((
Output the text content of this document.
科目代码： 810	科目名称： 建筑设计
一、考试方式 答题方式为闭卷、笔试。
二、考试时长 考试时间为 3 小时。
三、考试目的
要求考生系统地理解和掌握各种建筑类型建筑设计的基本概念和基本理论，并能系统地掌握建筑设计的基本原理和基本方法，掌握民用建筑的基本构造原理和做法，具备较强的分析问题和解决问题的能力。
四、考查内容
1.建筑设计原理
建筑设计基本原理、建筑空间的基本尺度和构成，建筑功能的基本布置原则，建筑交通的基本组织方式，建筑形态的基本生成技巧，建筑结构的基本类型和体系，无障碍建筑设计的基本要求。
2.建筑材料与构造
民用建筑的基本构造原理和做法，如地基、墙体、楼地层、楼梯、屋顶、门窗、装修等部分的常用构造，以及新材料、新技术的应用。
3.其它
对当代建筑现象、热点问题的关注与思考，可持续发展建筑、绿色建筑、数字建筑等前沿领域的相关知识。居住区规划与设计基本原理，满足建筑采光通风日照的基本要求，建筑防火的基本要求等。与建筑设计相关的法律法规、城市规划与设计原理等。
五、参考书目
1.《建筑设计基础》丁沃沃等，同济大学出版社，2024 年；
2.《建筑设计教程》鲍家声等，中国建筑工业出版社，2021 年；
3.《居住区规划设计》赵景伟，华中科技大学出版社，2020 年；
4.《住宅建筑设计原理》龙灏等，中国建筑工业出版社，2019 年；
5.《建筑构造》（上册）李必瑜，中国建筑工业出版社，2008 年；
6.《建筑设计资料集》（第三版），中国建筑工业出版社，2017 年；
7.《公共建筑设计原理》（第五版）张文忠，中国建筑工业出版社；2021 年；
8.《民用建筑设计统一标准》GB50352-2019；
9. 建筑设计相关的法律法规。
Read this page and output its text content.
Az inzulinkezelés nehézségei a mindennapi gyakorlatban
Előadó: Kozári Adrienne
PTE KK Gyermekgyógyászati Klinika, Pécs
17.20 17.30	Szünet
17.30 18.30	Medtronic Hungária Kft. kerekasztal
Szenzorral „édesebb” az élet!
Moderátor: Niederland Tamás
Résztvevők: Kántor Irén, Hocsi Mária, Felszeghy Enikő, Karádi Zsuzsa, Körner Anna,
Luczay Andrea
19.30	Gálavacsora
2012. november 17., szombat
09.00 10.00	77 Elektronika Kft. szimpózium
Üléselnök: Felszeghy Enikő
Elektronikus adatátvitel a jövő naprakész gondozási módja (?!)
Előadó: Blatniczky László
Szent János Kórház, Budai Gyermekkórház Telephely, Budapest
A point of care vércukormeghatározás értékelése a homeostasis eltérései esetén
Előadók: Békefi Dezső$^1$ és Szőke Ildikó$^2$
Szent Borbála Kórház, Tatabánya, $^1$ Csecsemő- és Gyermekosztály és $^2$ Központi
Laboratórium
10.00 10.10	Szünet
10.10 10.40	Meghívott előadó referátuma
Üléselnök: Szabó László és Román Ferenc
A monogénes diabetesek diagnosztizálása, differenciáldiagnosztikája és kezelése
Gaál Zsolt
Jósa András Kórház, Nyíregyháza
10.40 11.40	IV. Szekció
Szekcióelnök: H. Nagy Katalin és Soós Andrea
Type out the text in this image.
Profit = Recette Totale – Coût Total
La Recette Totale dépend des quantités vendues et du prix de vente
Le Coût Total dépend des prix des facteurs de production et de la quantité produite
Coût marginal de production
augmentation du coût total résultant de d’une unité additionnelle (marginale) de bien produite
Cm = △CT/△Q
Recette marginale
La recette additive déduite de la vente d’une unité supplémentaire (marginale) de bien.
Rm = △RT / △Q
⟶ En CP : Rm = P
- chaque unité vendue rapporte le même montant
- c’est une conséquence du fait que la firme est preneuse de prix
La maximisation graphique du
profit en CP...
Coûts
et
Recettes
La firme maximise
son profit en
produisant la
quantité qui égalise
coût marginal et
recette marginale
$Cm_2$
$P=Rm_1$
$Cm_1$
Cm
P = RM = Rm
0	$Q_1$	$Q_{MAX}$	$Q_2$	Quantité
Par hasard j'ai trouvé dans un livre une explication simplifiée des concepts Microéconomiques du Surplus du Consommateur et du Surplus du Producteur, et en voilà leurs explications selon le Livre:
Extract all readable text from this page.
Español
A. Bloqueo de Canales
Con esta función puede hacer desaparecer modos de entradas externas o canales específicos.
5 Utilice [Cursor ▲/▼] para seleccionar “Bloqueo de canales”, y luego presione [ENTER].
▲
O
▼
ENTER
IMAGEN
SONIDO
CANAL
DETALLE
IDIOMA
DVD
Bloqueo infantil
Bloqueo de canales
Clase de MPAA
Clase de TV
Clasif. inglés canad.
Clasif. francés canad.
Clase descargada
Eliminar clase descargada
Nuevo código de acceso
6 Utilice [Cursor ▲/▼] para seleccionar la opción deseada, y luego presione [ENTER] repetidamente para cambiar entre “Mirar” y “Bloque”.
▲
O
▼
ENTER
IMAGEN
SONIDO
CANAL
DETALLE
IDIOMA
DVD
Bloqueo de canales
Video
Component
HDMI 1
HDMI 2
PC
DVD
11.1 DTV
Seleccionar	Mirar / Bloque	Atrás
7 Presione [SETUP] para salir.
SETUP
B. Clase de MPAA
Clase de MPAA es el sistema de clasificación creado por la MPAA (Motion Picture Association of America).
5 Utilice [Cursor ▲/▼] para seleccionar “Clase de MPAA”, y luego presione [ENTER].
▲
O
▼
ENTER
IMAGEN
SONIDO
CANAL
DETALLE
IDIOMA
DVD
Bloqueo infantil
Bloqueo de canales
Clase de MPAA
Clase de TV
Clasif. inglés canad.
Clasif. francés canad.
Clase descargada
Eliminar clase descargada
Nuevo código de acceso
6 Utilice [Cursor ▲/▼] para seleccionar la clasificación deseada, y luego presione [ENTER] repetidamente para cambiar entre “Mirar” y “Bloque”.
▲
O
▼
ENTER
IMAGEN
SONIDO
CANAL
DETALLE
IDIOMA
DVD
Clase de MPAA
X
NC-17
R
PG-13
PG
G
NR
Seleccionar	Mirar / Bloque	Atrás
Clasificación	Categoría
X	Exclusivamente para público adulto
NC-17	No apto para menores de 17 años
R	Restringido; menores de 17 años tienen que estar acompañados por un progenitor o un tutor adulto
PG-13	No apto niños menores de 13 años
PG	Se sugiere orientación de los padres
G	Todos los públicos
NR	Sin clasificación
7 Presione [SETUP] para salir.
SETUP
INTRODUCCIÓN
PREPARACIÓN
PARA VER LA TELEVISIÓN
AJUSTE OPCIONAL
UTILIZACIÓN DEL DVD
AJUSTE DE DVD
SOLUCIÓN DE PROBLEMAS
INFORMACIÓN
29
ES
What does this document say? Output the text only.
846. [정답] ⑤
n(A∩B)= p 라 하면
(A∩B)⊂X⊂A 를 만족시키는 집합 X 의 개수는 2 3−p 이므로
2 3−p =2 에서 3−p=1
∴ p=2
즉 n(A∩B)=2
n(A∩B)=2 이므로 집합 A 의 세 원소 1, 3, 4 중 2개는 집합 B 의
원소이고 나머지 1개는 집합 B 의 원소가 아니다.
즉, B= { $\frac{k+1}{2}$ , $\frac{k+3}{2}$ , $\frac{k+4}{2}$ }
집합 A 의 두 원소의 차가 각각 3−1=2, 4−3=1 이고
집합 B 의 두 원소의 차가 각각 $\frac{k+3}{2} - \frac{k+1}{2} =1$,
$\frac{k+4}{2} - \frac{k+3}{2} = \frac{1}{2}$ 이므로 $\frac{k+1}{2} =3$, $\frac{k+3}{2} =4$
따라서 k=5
))
WHAT IS BEING ASKED -> Restate all of the entries exactly, please.

FULL ANSWER ->
Output the text content of this document.
科目代码： 810	科目名称： 建筑设计
一、考试方式 答题方式为闭卷、笔试。
二、考试时长 考试时间为 3 小时。
三、考试目的
要求考生系统地理解和掌握各种建筑类型建筑设计的基本概念和基本理论，并能系统地掌握建筑设计的基本原理和基本方法，掌握民用建筑的基本构造原理和做法，具备较强的分析问题和解决问题的能力。
四、考查内容
1.建筑设计原理
建筑设计基本原理、建筑空间的基本尺度和构成，建筑功能的基本布置原则，建筑交通的基本组织方式，建筑形态的基本生成技巧，建筑结构的基本类型和体系，无障碍建筑设计的基本要求。
2.建筑材料与构造
民用建筑的基本构造原理和做法，如地基、墙体、楼地层、楼梯、屋顶、门窗、装修等部分的常用构造，以及新材料、新技术的应用。
3.其它
对当代建筑现象、热点问题的关注与思考，可持续发展建筑、绿色建筑、数字建筑等前沿领域的相关知识。居住区规划与设计基本原理，满足建筑采光通风日照的基本要求，建筑防火的基本要求等。与建筑设计相关的法律法规、城市规划与设计原理等。
五、参考书目
1.《建筑设计基础》丁沃沃等，同济大学出版社，2024 年；
2.《建筑设计教程》鲍家声等，中国建筑工业出版社，2021 年；
3.《居住区规划设计》赵景伟，华中科技大学出版社，2020 年；
4.《住宅建筑设计原理》龙灏等，中国建筑工业出版社，2019 年；
5.《建筑构造》（上册）李必瑜，中国建筑工业出版社，2008 年；
6.《建筑设计资料集》（第三版），中国建筑工业出版社，2017 年；
7.《公共建筑设计原理》（第五版）张文忠，中国建筑工业出版社；2021 年；
8.《民用建筑设计统一标准》GB50352-2019；
9. 建筑设计相关的法律法规。
Read this page and output its text content.
Az inzulinkezelés nehézségei a mindennapi gyakorlatban
Előadó: Kozári Adrienne
PTE KK Gyermekgyógyászati Klinika, Pécs
17.20 17.30	Szünet
17.30 18.30	Medtronic Hungária Kft. kerekasztal
Szenzorral „édesebb” az élet!
Moderátor: Niederland Tamás
Résztvevők: Kántor Irén, Hocsi Mária, Felszeghy Enikő, Karádi Zsuzsa, Körner Anna,
Luczay Andrea
19.30	Gálavacsora
2012. november 17., szombat
09.00 10.00	77 Elektronika Kft. szimpózium
Üléselnök: Felszeghy Enikő
Elektronikus adatátvitel a jövő naprakész gondozási módja (?!)
Előadó: Blatniczky László
Szent János Kórház, Budai Gyermekkórház Telephely, Budapest
A point of care vércukormeghatározás értékelése a homeostasis eltérései esetén
Előadók: Békefi Dezső$^1$ és Szőke Ildikó$^2$
Szent Borbála Kórház, Tatabánya, $^1$ Csecsemő- és Gyermekosztály és $^2$ Központi
Laboratórium
10.00 10.10	Szünet
10.10 10.40	Meghívott előadó referátuma
Üléselnök: Szabó László és Román Ferenc
A monogénes diabetesek diagnosztizálása, differenciáldiagnosztikája és kezelése
Gaál Zsolt
Jósa András Kórház, Nyíregyháza
10.40 11.40	IV. Szekció
Szekcióelnök: H. Nagy Katalin és Soós Andrea
Type out the text in this image.
Profit = Recette Totale – Coût Total
La Recette Totale dépend des quantités vendues et du prix de vente
Le Coût Total dépend des prix des facteurs de production et de la quantité produite
Coût marginal de production
augmentation du coût total résultant de d’une unité additionnelle (marginale) de bien produite
Cm = △CT/△Q
Recette marginale
La recette additive déduite de la vente d’une unité supplémentaire (marginale) de bien.
Rm = △RT / △Q
⟶ En CP : Rm = P
- chaque unité vendue rapporte le même montant
- c’est une conséquence du fait que la firme est preneuse de prix
La maximisation graphique du
profit en CP...
Coûts
et
Recettes
La firme maximise
son profit en
produisant la
quantité qui égalise
coût marginal et
recette marginale
$Cm_2$
$P=Rm_1$
$Cm_1$
Cm
P = RM = Rm
0	$Q_1$	$Q_{MAX}$	$Q_2$	Quantité
Par hasard j'ai trouvé dans un livre une explication simplifiée des concepts Microéconomiques du Surplus du Consommateur et du Surplus du Producteur, et en voilà leurs explications selon le Livre:
Extract all readable text from this page.
Español
A. Bloqueo de Canales
Con esta función puede hacer desaparecer modos de entradas externas o canales específicos.
5 Utilice [Cursor ▲/▼] para seleccionar “Bloqueo de canales”, y luego presione [ENTER].
▲
O
▼
ENTER
IMAGEN
SONIDO
CANAL
DETALLE
IDIOMA
DVD
Bloqueo infantil
Bloqueo de canales
Clase de MPAA
Clase de TV
Clasif. inglés canad.
Clasif. francés canad.
Clase descargada
Eliminar clase descargada
Nuevo código de acceso
6 Utilice [Cursor ▲/▼] para seleccionar la opción deseada, y luego presione [ENTER] repetidamente para cambiar entre “Mirar” y “Bloque”.
▲
O
▼
ENTER
IMAGEN
SONIDO
CANAL
DETALLE
IDIOMA
DVD
Bloqueo de canales
Video
Component
HDMI 1
HDMI 2
PC
DVD
11.1 DTV
Seleccionar	Mirar / Bloque	Atrás
7 Presione [SETUP] para salir.
SETUP
B. Clase de MPAA
Clase de MPAA es el sistema de clasificación creado por la MPAA (Motion Picture Association of America).
5 Utilice [Cursor ▲/▼] para seleccionar “Clase de MPAA”, y luego presione [ENTER].
▲
O
▼
ENTER
IMAGEN
SONIDO
CANAL
DETALLE
IDIOMA
DVD
Bloqueo infantil
Bloqueo de canales
Clase de MPAA
Clase de TV
Clasif. inglés canad.
Clasif. francés canad.
Clase descargada
Eliminar clase descargada
Nuevo código de acceso
6 Utilice [Cursor ▲/▼] para seleccionar la clasificación deseada, y luego presione [ENTER] repetidamente para cambiar entre “Mirar” y “Bloque”.
▲
O
▼
ENTER
IMAGEN
SONIDO
CANAL
DETALLE
IDIOMA
DVD
Clase de MPAA
X
NC-17
R
PG-13
PG
G
NR
Seleccionar	Mirar / Bloque	Atrás
Clasificación	Categoría
X	Exclusivamente para público adulto
NC-17	No apto para menores de 17 años
R	Restringido; menores de 17 años tienen que estar acompañados por un progenitor o un tutor adulto
PG-13	No apto niños menores de 13 años
PG	Se sugiere orientación de los padres
G	Todos los públicos
NR	Sin clasificación
7 Presione [SETUP] para salir.
SETUP
INTRODUCCIÓN
PREPARACIÓN
PARA VER LA TELEVISIÓN
AJUSTE OPCIONAL
UTILIZACIÓN DEL DVD
AJUSTE DE DVD
SOLUCIÓN DE PROBLEMAS
INFORMACIÓN
29
ES
What does this document say? Output the text only.
846. [정답] ⑤
n(A∩B)= p 라 하면
(A∩B)⊂X⊂A 를 만족시키는 집합 X 의 개수는 2 3−p 이므로
2 3−p =2 에서 3−p=1
∴ p=2
즉 n(A∩B)=2
n(A∩B)=2 이므로 집합 A 의 세 원소 1, 3, 4 중 2개는 집합 B 의
원소이고 나머지 1개는 집합 B 의 원소가 아니다.
즉, B= { $\frac{k+1}{2}$ , $\frac{k+3}{2}$ , $\frac{k+4}{2}$ }
집합 A 의 두 원소의 차가 각각 3−1=2, 4−3=1 이고
집합 B 의 두 원소의 차가 각각 $\frac{k+3}{2} - \frac{k+1}{2} =1$,
$\frac{k+4}{2} - \frac{k+3}{2} = \frac{1}{2}$ 이므로 $\frac{k+1}{2} =3$, $\frac{k+3}{2} =4$
따라서 k=5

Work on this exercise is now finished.